* What to do *
From the listing below, pull out every line where the string "align" appears.

* Records provided *
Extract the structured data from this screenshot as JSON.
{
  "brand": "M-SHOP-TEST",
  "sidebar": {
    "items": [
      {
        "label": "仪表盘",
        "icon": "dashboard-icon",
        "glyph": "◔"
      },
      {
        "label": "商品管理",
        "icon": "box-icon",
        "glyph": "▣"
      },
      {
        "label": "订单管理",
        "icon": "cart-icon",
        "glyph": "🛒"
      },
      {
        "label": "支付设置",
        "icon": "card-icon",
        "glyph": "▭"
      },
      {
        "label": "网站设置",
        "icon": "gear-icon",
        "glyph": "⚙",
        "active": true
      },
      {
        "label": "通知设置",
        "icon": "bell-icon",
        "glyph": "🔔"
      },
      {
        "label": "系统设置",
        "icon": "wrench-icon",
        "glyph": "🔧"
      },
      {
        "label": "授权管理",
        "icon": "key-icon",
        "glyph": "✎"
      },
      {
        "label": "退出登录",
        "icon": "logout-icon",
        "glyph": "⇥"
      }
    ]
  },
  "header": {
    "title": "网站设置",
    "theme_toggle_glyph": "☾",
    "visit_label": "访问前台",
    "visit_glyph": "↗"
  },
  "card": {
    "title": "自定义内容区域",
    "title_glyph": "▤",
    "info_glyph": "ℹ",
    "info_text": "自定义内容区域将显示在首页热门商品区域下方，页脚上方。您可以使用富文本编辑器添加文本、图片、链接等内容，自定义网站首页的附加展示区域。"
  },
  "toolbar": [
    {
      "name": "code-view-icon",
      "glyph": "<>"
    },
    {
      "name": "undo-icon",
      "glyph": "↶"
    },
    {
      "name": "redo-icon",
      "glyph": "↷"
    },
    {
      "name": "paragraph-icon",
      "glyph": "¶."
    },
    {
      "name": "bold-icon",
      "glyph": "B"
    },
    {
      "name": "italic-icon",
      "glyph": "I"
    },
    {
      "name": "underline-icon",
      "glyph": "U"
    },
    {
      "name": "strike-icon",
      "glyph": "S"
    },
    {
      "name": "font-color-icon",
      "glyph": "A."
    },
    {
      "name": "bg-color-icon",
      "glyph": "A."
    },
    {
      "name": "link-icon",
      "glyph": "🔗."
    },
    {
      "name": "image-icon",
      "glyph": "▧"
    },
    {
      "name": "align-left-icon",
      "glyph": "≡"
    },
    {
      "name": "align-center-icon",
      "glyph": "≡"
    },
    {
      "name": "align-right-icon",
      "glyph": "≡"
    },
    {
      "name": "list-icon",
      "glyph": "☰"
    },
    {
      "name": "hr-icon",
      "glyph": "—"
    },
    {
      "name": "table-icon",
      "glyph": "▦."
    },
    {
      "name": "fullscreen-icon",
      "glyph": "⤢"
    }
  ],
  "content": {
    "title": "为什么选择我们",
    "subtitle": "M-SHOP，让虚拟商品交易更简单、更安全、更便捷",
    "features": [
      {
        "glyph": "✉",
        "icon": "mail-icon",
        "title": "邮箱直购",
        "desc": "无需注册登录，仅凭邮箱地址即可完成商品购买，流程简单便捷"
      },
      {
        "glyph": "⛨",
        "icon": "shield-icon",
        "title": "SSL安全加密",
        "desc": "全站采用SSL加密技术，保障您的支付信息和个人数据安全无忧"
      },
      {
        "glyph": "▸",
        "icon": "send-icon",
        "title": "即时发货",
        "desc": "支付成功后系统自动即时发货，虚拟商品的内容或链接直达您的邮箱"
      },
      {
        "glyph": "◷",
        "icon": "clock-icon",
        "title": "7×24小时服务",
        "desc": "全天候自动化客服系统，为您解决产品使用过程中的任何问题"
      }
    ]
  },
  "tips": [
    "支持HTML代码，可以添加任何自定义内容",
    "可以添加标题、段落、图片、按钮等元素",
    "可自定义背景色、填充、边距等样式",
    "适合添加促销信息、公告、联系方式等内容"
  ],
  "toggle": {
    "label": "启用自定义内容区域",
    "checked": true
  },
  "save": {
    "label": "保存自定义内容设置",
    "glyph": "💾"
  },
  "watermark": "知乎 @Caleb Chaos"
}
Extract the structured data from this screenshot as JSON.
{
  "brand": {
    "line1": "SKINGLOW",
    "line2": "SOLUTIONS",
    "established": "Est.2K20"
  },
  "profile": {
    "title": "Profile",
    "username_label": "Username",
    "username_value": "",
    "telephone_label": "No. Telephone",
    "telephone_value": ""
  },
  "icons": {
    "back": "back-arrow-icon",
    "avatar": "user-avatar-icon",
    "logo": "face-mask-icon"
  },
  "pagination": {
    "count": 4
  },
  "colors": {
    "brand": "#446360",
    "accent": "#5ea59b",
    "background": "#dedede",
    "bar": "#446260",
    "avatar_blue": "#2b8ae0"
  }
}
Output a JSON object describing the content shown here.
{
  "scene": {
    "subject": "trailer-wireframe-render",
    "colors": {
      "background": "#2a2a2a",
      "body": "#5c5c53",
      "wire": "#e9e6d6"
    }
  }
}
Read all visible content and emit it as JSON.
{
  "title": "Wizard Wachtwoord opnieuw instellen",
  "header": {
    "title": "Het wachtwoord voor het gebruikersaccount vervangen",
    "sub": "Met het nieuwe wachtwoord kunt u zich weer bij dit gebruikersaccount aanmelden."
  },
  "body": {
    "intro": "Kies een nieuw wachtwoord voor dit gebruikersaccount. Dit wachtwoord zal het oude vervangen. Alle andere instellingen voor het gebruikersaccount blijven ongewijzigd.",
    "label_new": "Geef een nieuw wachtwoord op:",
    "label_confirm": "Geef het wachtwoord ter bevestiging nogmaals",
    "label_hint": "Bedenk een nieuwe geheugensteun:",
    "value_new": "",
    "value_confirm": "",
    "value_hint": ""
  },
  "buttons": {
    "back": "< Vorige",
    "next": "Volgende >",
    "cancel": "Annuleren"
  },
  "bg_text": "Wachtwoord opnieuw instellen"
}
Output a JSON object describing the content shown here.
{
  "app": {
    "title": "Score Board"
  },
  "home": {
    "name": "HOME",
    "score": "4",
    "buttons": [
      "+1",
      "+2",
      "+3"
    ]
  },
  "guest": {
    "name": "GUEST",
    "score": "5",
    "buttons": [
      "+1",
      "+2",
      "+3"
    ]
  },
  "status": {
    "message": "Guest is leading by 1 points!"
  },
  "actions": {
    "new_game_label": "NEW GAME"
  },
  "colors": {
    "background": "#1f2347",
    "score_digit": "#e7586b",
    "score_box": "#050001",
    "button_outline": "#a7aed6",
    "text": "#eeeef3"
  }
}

* Exercise answer *
      "name": "align-left-icon",
      "name": "align-center-icon",
      "name": "align-right-icon",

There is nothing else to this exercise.